__Task to carry out__
Go through the records underneath and write each one out again exactly.

__Extracted data entries__
· · · ·
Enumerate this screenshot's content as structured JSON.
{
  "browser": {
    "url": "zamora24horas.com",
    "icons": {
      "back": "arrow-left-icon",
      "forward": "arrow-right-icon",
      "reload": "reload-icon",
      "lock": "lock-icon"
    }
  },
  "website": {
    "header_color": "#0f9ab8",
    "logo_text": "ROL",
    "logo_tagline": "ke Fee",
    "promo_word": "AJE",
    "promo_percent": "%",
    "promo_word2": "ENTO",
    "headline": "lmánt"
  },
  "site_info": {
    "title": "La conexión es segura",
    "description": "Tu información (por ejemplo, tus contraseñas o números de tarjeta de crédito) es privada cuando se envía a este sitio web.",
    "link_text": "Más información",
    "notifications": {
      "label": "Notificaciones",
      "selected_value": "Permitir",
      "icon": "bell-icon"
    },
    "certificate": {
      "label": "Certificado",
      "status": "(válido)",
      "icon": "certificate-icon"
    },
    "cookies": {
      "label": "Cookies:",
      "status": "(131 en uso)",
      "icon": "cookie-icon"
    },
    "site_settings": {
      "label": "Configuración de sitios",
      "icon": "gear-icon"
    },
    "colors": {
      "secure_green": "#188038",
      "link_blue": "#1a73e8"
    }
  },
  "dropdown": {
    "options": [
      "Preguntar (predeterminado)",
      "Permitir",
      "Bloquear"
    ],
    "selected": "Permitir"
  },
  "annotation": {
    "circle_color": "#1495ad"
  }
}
· · · ·
__Task response__
Enumerate this screenshot's content as structured JSON.
{
  "browser": {
    "url": "zamora24horas.com",
    "icons": {
      "back": "arrow-left-icon",
      "forward": "arrow-right-icon",
      "reload": "reload-icon",
      "lock": "lock-icon"
    }
  },
  "website": {
    "header_color": "#0f9ab8",
    "logo_text": "ROL",
    "logo_tagline": "ke Fee",
    "promo_word": "AJE",
    "promo_percent": "%",
    "promo_word2": "ENTO",
    "headline": "lmánt"
  },
  "site_info": {
    "title": "La conexión es segura",
    "description": "Tu información (por ejemplo, tus contraseñas o números de tarjeta de crédito) es privada cuando se envía a este sitio web.",
    "link_text": "Más información",
    "notifications": {
      "label": "Notificaciones",
      "selected_value": "Permitir",
      "icon": "bell-icon"
    },
    "certificate": {
      "label": "Certificado",
      "status": "(válido)",
      "icon": "certificate-icon"
    },
    "cookies": {
      "label": "Cookies:",
      "status": "(131 en uso)",
      "icon": "cookie-icon"
    },
    "site_settings": {
      "label": "Configuración de sitios",
      "icon": "gear-icon"
    },
    "colors": {
      "secure_green": "#188038",
      "link_blue": "#1a73e8"
    }
  },
  "dropdown": {
    "options": [
      "Preguntar (predeterminado)",
      "Permitir",
      "Bloquear"
    ],
    "selected": "Permitir"
  },
  "annotation": {
    "circle_color": "#1495ad"
  }
}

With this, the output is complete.